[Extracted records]
>>
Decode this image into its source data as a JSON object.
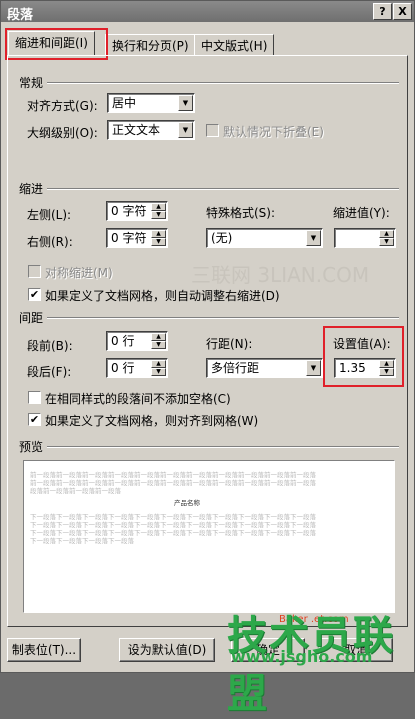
{
  "window": {
    "title": "段落",
    "help_btn": "?",
    "close_btn": "X"
  },
  "tabs": [
    {
      "label": "缩进和间距(I)",
      "active": true
    },
    {
      "label": "换行和分页(P)",
      "active": false
    },
    {
      "label": "中文版式(H)",
      "active": false
    }
  ],
  "general": {
    "title": "常规",
    "alignment_label": "对齐方式(G):",
    "alignment_value": "居中",
    "outline_label": "大纲级别(O):",
    "outline_value": "正文文本",
    "collapse_label": "默认情况下折叠(E)"
  },
  "indent": {
    "title": "缩进",
    "left_label": "左侧(L):",
    "left_value": "0 字符",
    "right_label": "右侧(R):",
    "right_value": "0 字符",
    "special_label": "特殊格式(S):",
    "special_value": "(无)",
    "by_label": "缩进值(Y):",
    "by_value": "",
    "mirror_label": "对称缩进(M)",
    "auto_right_label": "如果定义了文档网格，则自动调整右缩进(D)",
    "auto_right_checked": true
  },
  "spacing": {
    "title": "间距",
    "before_label": "段前(B):",
    "before_value": "0 行",
    "after_label": "段后(F):",
    "after_value": "0 行",
    "line_label": "行距(N):",
    "line_value": "多倍行距",
    "at_label": "设置值(A):",
    "at_value": "1.35",
    "no_space_label": "在相同样式的段落间不添加空格(C)",
    "no_space_checked": false,
    "snap_grid_label": "如果定义了文档网格，则对齐到网格(W)",
    "snap_grid_checked": true
  },
  "preview": {
    "title": "预览",
    "prev_lines": [
      "前一段落前一段落前一段落前一段落前一段落前一段落前一段落前一段落前一段落前一段落前一段落",
      "前一段落前一段落前一段落前一段落前一段落前一段落前一段落前一段落前一段落前一段落前一段落",
      "段落前一段落前一段落前一段落"
    ],
    "sample_text": "产品名称",
    "next_lines": [
      "下一段落下一段落下一段落下一段落下一段落下一段落下一段落下一段落下一段落下一段落下一段落",
      "下一段落下一段落下一段落下一段落下一段落下一段落下一段落下一段落下一段落下一段落下一段落",
      "下一段落下一段落下一段落下一段落下一段落下一段落下一段落下一段落下一段落下一段落下一段落",
      "下一段落下一段落下一段落下一段落"
    ]
  },
  "buttons": {
    "tabs_btn": "制表位(T)...",
    "default_btn": "设为默认值(D)",
    "ok_btn": "确定",
    "cancel_btn": "取消"
  },
  "watermarks": {
    "center": "三联网 3LIAN.COM",
    "logo": "技术员联盟",
    "logo_url": "www.jsgho.com",
    "small": "Baker .et.com"
  },
  "colors": {
    "highlight": "#e0202a",
    "logo_green": "#2da84a"
  }
}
<<
**Task brief:** Pictures in the records above should not be copied. Repeat everything else exactly.

**Exercise answer:**
Decode this image into its source data as a JSON object.
{
  "window": {
    "title": "段落",
    "help_btn": "?",
    "close_btn": "X"
  },
  "tabs": [
    {
      "label": "缩进和间距(I)",
      "active": true
    },
    {
      "label": "换行和分页(P)",
      "active": false
    },
    {
      "label": "中文版式(H)",
      "active": false
    }
  ],
  "general": {
    "title": "常规",
    "alignment_label": "对齐方式(G):",
    "alignment_value": "居中",
    "outline_label": "大纲级别(O):",
    "outline_value": "正文文本",
    "collapse_label": "默认情况下折叠(E)"
  },
  "indent": {
    "title": "缩进",
    "left_label": "左侧(L):",
    "left_value": "0 字符",
    "right_label": "右侧(R):",
    "right_value": "0 字符",
    "special_label": "特殊格式(S):",
    "special_value": "(无)",
    "by_label": "缩进值(Y):",
    "by_value": "",
    "mirror_label": "对称缩进(M)",
    "auto_right_label": "如果定义了文档网格，则自动调整右缩进(D)",
    "auto_right_checked": true
  },
  "spacing": {
    "title": "间距",
    "before_label": "段前(B):",
    "before_value": "0 行",
    "after_label": "段后(F):",
    "after_value": "0 行",
    "line_label": "行距(N):",
    "line_value": "多倍行距",
    "at_label": "设置值(A):",
    "at_value": "1.35",
    "no_space_label": "在相同样式的段落间不添加空格(C)",
    "no_space_checked": false,
    "snap_grid_label": "如果定义了文档网格，则对齐到网格(W)",
    "snap_grid_checked": true
  },
  "preview": {
    "title": "预览",
    "prev_lines": [
      "前一段落前一段落前一段落前一段落前一段落前一段落前一段落前一段落前一段落前一段落前一段落",
      "前一段落前一段落前一段落前一段落前一段落前一段落前一段落前一段落前一段落前一段落前一段落",
      "段落前一段落前一段落前一段落"
    ],
    "sample_text": "产品名称",
    "next_lines": [
      "下一段落下一段落下一段落下一段落下一段落下一段落下一段落下一段落下一段落下一段落下一段落",
      "下一段落下一段落下一段落下一段落下一段落下一段落下一段落下一段落下一段落下一段落下一段落",
      "下一段落下一段落下一段落下一段落下一段落下一段落下一段落下一段落下一段落下一段落下一段落",
      "下一段落下一段落下一段落下一段落"
    ]
  },
  "buttons": {
    "tabs_btn": "制表位(T)...",
    "default_btn": "设为默认值(D)",
    "ok_btn": "确定",
    "cancel_btn": "取消"
  },
  "watermarks": {
    "center": "三联网 3LIAN.COM",
    "logo": "技术员联盟",
    "logo_url": "www.jsgho.com",
    "small": "Baker .et.com"
  },
  "colors": {
    "highlight": "#e0202a",
    "logo_green": "#2da84a"
  }
}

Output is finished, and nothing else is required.